_RECORDS_
========================

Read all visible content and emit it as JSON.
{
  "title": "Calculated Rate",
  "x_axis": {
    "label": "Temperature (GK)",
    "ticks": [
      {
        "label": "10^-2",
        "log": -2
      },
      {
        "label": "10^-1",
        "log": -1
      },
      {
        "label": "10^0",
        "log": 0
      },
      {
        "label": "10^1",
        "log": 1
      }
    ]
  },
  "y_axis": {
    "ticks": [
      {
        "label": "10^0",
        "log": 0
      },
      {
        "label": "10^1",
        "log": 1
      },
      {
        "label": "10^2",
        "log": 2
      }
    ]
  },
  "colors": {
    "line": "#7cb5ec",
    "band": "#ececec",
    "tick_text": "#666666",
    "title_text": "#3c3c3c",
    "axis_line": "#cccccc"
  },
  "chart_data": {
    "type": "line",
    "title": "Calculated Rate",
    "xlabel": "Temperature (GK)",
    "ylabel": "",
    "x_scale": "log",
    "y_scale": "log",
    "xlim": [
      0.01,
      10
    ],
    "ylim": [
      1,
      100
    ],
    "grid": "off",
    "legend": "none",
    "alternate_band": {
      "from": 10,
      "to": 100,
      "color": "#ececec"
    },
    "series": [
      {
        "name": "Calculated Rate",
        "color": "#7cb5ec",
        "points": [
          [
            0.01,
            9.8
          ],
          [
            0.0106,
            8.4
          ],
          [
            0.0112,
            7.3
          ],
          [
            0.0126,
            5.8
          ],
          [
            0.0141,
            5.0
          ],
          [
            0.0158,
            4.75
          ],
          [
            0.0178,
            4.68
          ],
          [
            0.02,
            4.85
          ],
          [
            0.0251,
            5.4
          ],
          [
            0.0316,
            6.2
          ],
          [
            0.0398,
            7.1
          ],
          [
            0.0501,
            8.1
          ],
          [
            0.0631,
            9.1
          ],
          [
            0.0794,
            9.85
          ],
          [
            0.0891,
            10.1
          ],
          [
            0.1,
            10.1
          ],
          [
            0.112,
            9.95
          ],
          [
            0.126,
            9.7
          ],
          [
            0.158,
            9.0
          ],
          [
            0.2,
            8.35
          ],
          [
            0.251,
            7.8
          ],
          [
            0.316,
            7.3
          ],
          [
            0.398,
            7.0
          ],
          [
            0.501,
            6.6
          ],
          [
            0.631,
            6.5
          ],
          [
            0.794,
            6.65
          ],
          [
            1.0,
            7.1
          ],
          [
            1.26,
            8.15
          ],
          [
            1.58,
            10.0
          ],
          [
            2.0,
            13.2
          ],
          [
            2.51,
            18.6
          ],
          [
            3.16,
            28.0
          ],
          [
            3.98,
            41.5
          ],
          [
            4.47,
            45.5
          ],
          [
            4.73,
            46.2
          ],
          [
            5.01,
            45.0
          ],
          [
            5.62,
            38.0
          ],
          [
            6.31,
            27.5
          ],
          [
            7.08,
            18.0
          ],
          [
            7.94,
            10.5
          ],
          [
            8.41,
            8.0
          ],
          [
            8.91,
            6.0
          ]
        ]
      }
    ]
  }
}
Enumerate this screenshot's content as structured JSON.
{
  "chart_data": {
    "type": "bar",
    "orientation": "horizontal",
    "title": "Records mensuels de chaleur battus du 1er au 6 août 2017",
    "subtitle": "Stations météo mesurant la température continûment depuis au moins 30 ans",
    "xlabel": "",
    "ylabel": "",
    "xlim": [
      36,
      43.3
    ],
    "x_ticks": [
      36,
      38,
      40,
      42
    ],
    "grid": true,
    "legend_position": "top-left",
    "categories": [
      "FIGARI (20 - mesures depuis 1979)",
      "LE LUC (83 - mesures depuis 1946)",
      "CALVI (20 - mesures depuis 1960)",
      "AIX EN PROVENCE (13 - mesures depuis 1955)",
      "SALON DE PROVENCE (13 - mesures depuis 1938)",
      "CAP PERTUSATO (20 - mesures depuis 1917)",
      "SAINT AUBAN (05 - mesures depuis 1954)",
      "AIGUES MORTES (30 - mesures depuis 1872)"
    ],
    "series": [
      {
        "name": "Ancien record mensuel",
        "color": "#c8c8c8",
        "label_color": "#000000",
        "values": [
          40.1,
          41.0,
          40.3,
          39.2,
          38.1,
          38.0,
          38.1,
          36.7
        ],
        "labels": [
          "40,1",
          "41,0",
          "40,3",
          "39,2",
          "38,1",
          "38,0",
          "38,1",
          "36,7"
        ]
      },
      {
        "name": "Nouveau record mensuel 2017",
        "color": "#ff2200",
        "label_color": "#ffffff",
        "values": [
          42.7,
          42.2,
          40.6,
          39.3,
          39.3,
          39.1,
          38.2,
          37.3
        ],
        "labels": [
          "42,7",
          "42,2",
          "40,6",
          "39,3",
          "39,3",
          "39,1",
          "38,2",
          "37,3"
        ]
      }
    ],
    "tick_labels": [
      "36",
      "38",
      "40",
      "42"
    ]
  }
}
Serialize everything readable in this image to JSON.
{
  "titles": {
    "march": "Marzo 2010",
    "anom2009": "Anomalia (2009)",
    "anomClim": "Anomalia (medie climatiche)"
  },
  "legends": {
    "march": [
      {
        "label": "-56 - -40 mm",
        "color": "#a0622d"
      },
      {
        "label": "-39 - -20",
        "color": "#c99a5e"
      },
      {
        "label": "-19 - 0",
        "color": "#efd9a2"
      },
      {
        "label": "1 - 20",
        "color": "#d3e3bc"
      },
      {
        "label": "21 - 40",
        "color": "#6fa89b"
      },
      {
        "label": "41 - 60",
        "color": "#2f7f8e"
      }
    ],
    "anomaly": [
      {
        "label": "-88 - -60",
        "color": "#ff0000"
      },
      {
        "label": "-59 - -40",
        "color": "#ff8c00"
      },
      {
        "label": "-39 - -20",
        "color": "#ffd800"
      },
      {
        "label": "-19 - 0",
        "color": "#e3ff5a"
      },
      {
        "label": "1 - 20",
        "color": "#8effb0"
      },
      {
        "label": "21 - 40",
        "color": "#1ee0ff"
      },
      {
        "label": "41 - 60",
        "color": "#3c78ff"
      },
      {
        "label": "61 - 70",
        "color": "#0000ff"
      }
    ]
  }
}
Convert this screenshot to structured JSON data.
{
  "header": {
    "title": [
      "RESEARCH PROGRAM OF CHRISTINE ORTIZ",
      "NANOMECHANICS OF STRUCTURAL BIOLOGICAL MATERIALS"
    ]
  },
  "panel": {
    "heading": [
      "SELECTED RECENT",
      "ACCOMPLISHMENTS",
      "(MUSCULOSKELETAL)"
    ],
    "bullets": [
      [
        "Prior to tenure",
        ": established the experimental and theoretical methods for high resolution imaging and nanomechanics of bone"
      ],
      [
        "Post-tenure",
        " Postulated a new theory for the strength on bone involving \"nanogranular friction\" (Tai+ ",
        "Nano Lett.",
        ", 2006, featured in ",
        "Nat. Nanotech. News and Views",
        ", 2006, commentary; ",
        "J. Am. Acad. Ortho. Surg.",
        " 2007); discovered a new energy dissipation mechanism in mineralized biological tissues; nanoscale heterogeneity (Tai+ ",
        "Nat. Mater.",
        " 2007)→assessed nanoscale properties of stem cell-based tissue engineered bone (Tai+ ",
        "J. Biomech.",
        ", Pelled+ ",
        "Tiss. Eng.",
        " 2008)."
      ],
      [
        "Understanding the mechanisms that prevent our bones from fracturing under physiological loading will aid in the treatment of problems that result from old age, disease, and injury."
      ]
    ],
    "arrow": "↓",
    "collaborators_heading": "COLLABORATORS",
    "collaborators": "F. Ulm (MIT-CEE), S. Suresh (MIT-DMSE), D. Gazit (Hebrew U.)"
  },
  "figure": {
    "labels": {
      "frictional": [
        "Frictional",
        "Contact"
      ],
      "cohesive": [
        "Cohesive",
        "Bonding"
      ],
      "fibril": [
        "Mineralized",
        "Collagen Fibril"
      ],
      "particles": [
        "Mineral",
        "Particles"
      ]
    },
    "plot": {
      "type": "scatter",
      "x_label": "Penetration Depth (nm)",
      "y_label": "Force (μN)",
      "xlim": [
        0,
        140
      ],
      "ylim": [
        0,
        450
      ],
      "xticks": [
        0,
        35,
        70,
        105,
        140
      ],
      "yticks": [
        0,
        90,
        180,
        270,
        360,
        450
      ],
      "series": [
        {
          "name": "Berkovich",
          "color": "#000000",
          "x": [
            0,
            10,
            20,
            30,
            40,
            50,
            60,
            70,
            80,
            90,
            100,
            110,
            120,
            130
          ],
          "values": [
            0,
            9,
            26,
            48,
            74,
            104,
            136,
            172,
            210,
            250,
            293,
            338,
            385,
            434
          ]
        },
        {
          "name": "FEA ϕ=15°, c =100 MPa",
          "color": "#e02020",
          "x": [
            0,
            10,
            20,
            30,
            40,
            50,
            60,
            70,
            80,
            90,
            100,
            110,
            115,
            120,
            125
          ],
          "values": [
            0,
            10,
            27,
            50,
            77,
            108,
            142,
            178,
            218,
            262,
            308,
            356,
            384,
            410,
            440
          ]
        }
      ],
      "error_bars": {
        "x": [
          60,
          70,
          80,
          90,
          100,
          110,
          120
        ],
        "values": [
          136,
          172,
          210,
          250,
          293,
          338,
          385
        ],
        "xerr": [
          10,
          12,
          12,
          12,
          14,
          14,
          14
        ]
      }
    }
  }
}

========================

_WHAT YOU HAVE TO DO_
All lines of the data above that include the word "depuis" must be shown.

_RESPONSE TO THIS EXERCISE_
    "subtitle": "Stations météo mesurant la température continûment depuis au moins 30 ans",
      "FIGARI (20 - mesures depuis 1979)",
      "LE LUC (83 - mesures depuis 1946)",
      "CALVI (20 - mesures depuis 1960)",
      "AIX EN PROVENCE (13 - mesures depuis 1955)",
      "SALON DE PROVENCE (13 - mesures depuis 1938)",
      "CAP PERTUSATO (20 - mesures depuis 1917)",
      "SAINT AUBAN (05 - mesures depuis 1954)",
      "AIGUES MORTES (30 - mesures depuis 1872)"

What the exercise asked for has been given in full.